(Entries with figure data)
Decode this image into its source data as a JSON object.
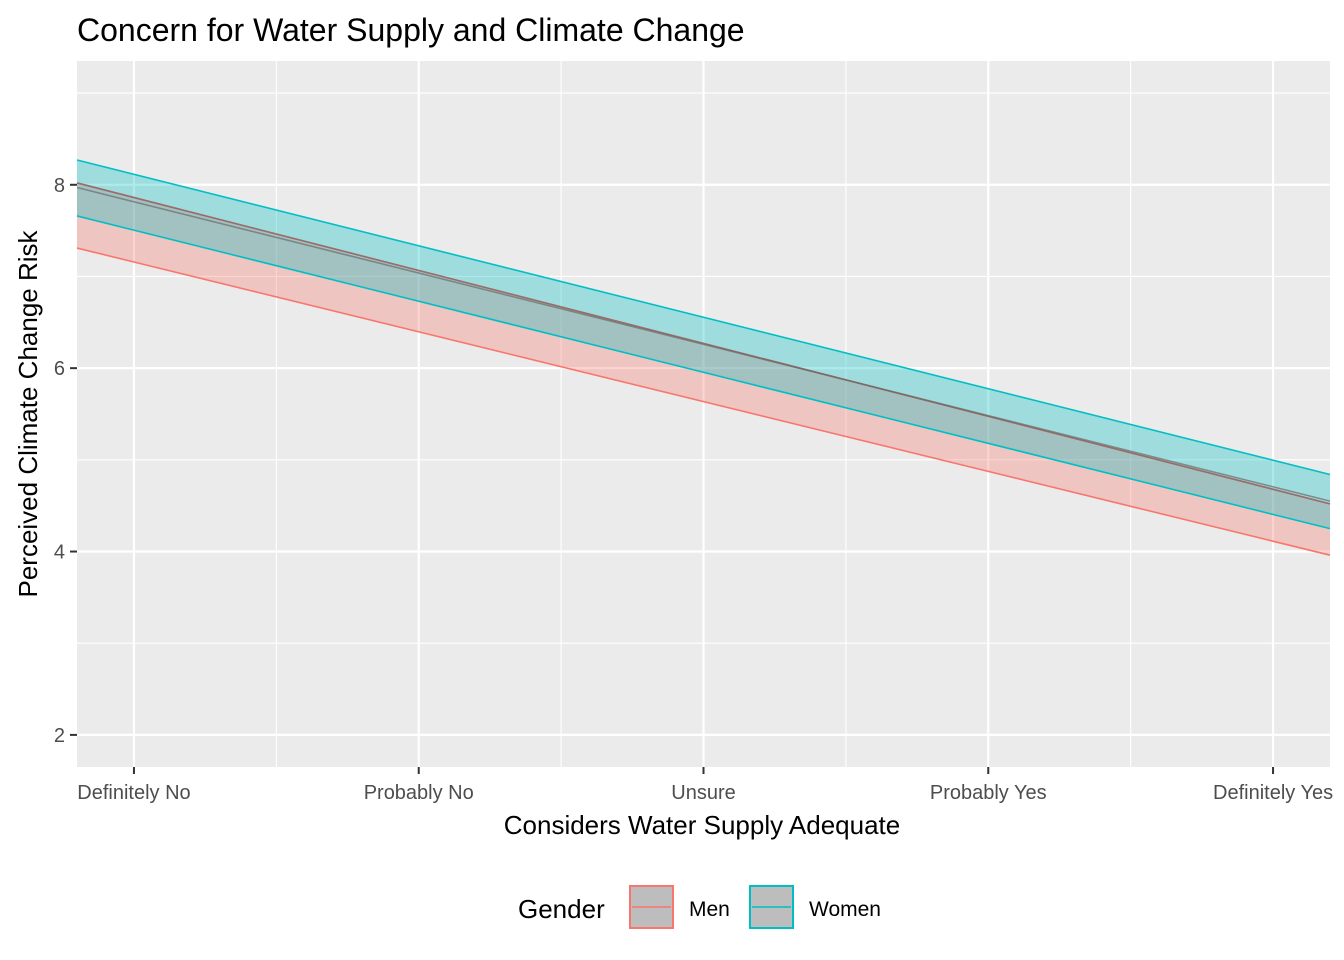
{
  "chart_data": {
    "type": "area",
    "title": "Concern for Water Supply and Climate Change",
    "xlabel": "Considers Water Supply Adequate",
    "ylabel": "Perceived Climate Change Risk",
    "categories": [
      "Definitely No",
      "Probably No",
      "Unsure",
      "Probably Yes",
      "Definitely Yes"
    ],
    "x_range": [
      0.8,
      5.2
    ],
    "ylim": [
      1.65,
      9.35
    ],
    "y_ticks": [
      2,
      4,
      6,
      8
    ],
    "grid": true,
    "legend": {
      "title": "Gender",
      "position": "bottom"
    },
    "series": [
      {
        "name": "Men",
        "color": "#F8766D",
        "x": [
          0.8,
          5.2
        ],
        "fit": [
          8.02,
          4.52
        ],
        "lower": [
          7.31,
          3.96
        ],
        "upper": [
          8.02,
          4.52
        ]
      },
      {
        "name": "Women",
        "color": "#00BFC4",
        "x": [
          0.8,
          5.2
        ],
        "fit": [
          7.97,
          4.55
        ],
        "lower": [
          7.66,
          4.25
        ],
        "upper": [
          8.27,
          4.84
        ]
      }
    ]
  }
}
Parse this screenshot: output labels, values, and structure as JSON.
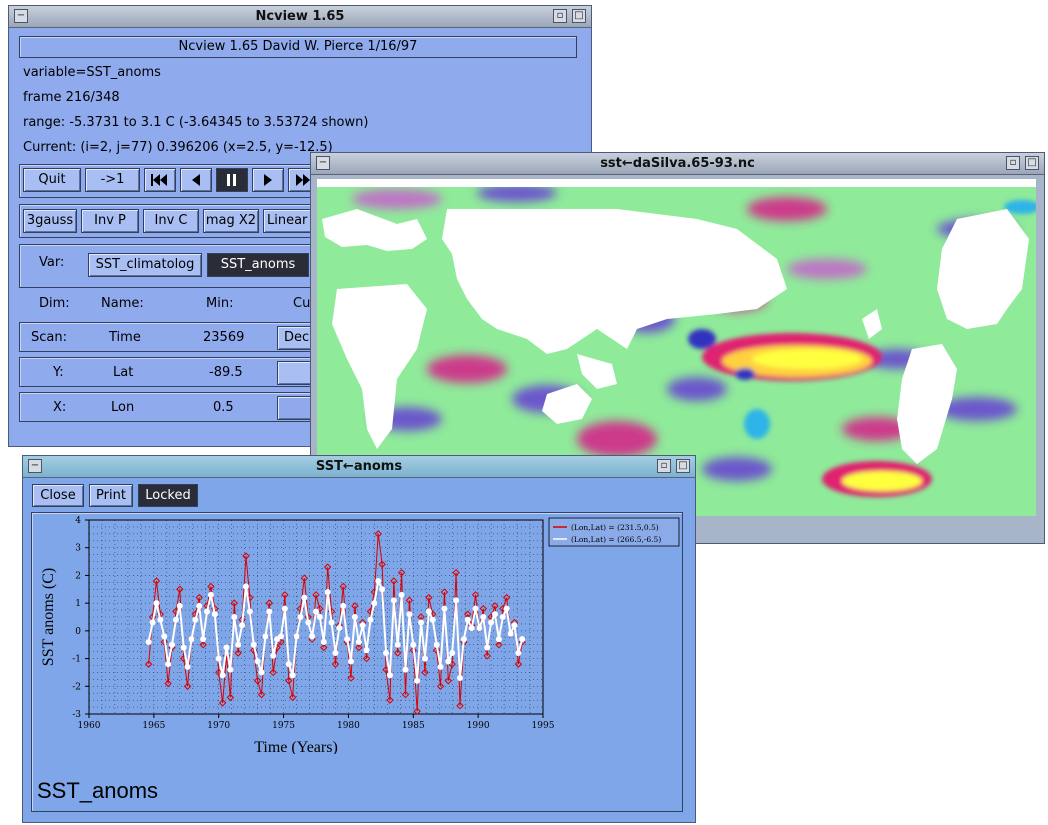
{
  "main_window": {
    "title": "Ncview 1.65",
    "banner": "Ncview 1.65 David W. Pierce 1/16/97",
    "variable_line": "variable=SST_anoms",
    "frame_line": "frame 216/348",
    "range_line": "range: -5.3731 to 3.1 C (-3.64345 to 3.53724 shown)",
    "current_line": "Current: (i=2, j=77) 0.396206 (x=2.5, y=-12.5)",
    "buttons": {
      "quit": "Quit",
      "step": "->1"
    },
    "options": [
      "3gauss",
      "Inv P",
      "Inv C",
      "mag X2",
      "Linear"
    ],
    "var_label": "Var:",
    "var_options": [
      "SST_climatolog",
      "SST_anoms"
    ],
    "dim_headers": {
      "dim": "Dim:",
      "name": "Name:",
      "min": "Min:",
      "cur": "Cu"
    },
    "dims": [
      {
        "dim": "Scan:",
        "name": "Time",
        "min": "23569",
        "btn": "Dec"
      },
      {
        "dim": "Y:",
        "name": "Lat",
        "min": "-89.5",
        "btn": ""
      },
      {
        "dim": "X:",
        "name": "Lon",
        "min": "0.5",
        "btn": ""
      }
    ]
  },
  "map_window": {
    "title": "sst←daSilva.65-93.nc"
  },
  "plot_window": {
    "title": "SST←anoms",
    "buttons": {
      "close": "Close",
      "print": "Print",
      "locked": "Locked"
    },
    "footer": "SST_anoms"
  },
  "colors": {
    "panel": "#90aaee",
    "series_red": "#dd0000",
    "series_white": "#ffffff"
  },
  "chart_data": {
    "type": "line",
    "xlabel": "Time (Years)",
    "ylabel": "SST  anoms (C)",
    "xlim": [
      1960,
      1995
    ],
    "ylim": [
      -3,
      4
    ],
    "xticks": [
      "1960",
      "1965",
      "1970",
      "1975",
      "1980",
      "1985",
      "1990",
      "1995"
    ],
    "yticks": [
      "4",
      "3",
      "2",
      "1",
      "0",
      "-1",
      "-2",
      "-3"
    ],
    "grid": true,
    "legend_position": "top-right",
    "series": [
      {
        "name": "(Lon,Lat) = (231.5,0.5)",
        "color": "#dd0000",
        "x": [
          1964.6,
          1964.9,
          1965.2,
          1965.5,
          1965.8,
          1966.1,
          1966.4,
          1966.7,
          1967.0,
          1967.3,
          1967.6,
          1967.9,
          1968.2,
          1968.5,
          1968.8,
          1969.1,
          1969.4,
          1969.7,
          1970.0,
          1970.3,
          1970.6,
          1970.9,
          1971.2,
          1971.5,
          1971.8,
          1972.1,
          1972.4,
          1972.7,
          1973.0,
          1973.3,
          1973.6,
          1973.9,
          1974.2,
          1974.5,
          1974.8,
          1975.1,
          1975.4,
          1975.7,
          1976.0,
          1976.3,
          1976.6,
          1976.9,
          1977.2,
          1977.5,
          1977.8,
          1978.1,
          1978.4,
          1978.7,
          1979.0,
          1979.3,
          1979.6,
          1979.9,
          1980.2,
          1980.5,
          1980.8,
          1981.1,
          1981.4,
          1981.7,
          1982.0,
          1982.3,
          1982.6,
          1982.9,
          1983.2,
          1983.5,
          1983.8,
          1984.1,
          1984.4,
          1984.7,
          1985.0,
          1985.3,
          1985.6,
          1985.9,
          1986.2,
          1986.5,
          1986.8,
          1987.1,
          1987.4,
          1987.7,
          1988.0,
          1988.3,
          1988.6,
          1988.9,
          1989.2,
          1989.5,
          1989.8,
          1990.1,
          1990.4,
          1990.7,
          1991.0,
          1991.3,
          1991.6,
          1991.9,
          1992.2,
          1992.5,
          1992.8,
          1993.1,
          1993.4
        ],
        "y": [
          -1.2,
          0.5,
          1.8,
          0.6,
          -0.4,
          -1.9,
          -0.6,
          0.7,
          1.5,
          -1.0,
          -2.0,
          -0.3,
          0.6,
          1.2,
          -0.5,
          0.9,
          1.6,
          0.8,
          -1.5,
          -2.6,
          -0.9,
          -2.4,
          1.0,
          -0.8,
          0.4,
          2.7,
          1.2,
          -0.7,
          -1.8,
          -2.3,
          -0.2,
          1.0,
          -1.5,
          -0.6,
          -0.4,
          1.3,
          -1.8,
          -2.4,
          -0.2,
          0.8,
          1.9,
          0.5,
          -0.3,
          1.3,
          0.8,
          -0.6,
          2.3,
          0.7,
          -1.2,
          0.2,
          1.6,
          -0.4,
          -1.7,
          0.9,
          -0.6,
          0.3,
          -1.0,
          0.7,
          1.4,
          3.5,
          2.4,
          -1.4,
          -2.5,
          1.8,
          -0.8,
          2.1,
          -2.3,
          1.1,
          -0.7,
          -2.9,
          0.5,
          -1.5,
          1.2,
          0.6,
          -0.7,
          -2.0,
          1.4,
          -1.8,
          -1.2,
          2.1,
          -2.7,
          -0.4,
          0.6,
          0.2,
          1.3,
          0.1,
          0.8,
          -0.9,
          0.5,
          0.9,
          -0.5,
          0.8,
          1.2,
          -0.1,
          0.3,
          -1.2,
          -0.4
        ]
      },
      {
        "name": "(Lon,Lat) = (266.5,-6.5)",
        "color": "#ffffff",
        "x": [
          1964.6,
          1964.9,
          1965.2,
          1965.5,
          1965.8,
          1966.1,
          1966.4,
          1966.7,
          1967.0,
          1967.3,
          1967.6,
          1967.9,
          1968.2,
          1968.5,
          1968.8,
          1969.1,
          1969.4,
          1969.7,
          1970.0,
          1970.3,
          1970.6,
          1970.9,
          1971.2,
          1971.5,
          1971.8,
          1972.1,
          1972.4,
          1972.7,
          1973.0,
          1973.3,
          1973.6,
          1973.9,
          1974.2,
          1974.5,
          1974.8,
          1975.1,
          1975.4,
          1975.7,
          1976.0,
          1976.3,
          1976.6,
          1976.9,
          1977.2,
          1977.5,
          1977.8,
          1978.1,
          1978.4,
          1978.7,
          1979.0,
          1979.3,
          1979.6,
          1979.9,
          1980.2,
          1980.5,
          1980.8,
          1981.1,
          1981.4,
          1981.7,
          1982.0,
          1982.3,
          1982.6,
          1982.9,
          1983.2,
          1983.5,
          1983.8,
          1984.1,
          1984.4,
          1984.7,
          1985.0,
          1985.3,
          1985.6,
          1985.9,
          1986.2,
          1986.5,
          1986.8,
          1987.1,
          1987.4,
          1987.7,
          1988.0,
          1988.3,
          1988.6,
          1988.9,
          1989.2,
          1989.5,
          1989.8,
          1990.1,
          1990.4,
          1990.7,
          1991.0,
          1991.3,
          1991.6,
          1991.9,
          1992.2,
          1992.5,
          1992.8,
          1993.1,
          1993.4
        ],
        "y": [
          -0.4,
          0.3,
          1.0,
          0.4,
          -0.2,
          -1.2,
          -0.5,
          0.4,
          0.9,
          -0.6,
          -1.3,
          -0.3,
          0.4,
          0.9,
          -0.3,
          0.7,
          1.3,
          0.6,
          -1.0,
          -1.6,
          -0.6,
          -1.4,
          0.5,
          -0.5,
          0.2,
          1.6,
          0.7,
          -0.5,
          -1.1,
          -1.5,
          -0.2,
          0.7,
          -0.9,
          -0.3,
          -0.2,
          0.8,
          -1.2,
          -1.6,
          -0.2,
          0.5,
          1.2,
          0.3,
          -0.2,
          0.7,
          0.5,
          -0.4,
          1.4,
          0.3,
          -0.8,
          0.1,
          0.9,
          -0.3,
          -1.1,
          0.5,
          -0.4,
          0.2,
          -0.7,
          0.4,
          1.0,
          1.8,
          1.5,
          -0.8,
          -1.6,
          1.1,
          -0.5,
          1.3,
          -1.4,
          0.6,
          -0.5,
          -1.8,
          0.3,
          -1.0,
          0.7,
          0.4,
          -0.5,
          -1.3,
          0.8,
          -1.1,
          -0.8,
          1.1,
          -1.7,
          -0.3,
          0.4,
          0.1,
          0.8,
          0.1,
          0.5,
          -0.6,
          0.3,
          0.6,
          -0.3,
          0.5,
          0.8,
          -0.1,
          0.2,
          -0.8,
          -0.3
        ]
      }
    ]
  }
}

* [SET TASK]:
Reply with the number of lines in the material above that contain "ylabel", and nothing more.

* [EXERCISE ANSWER]:
2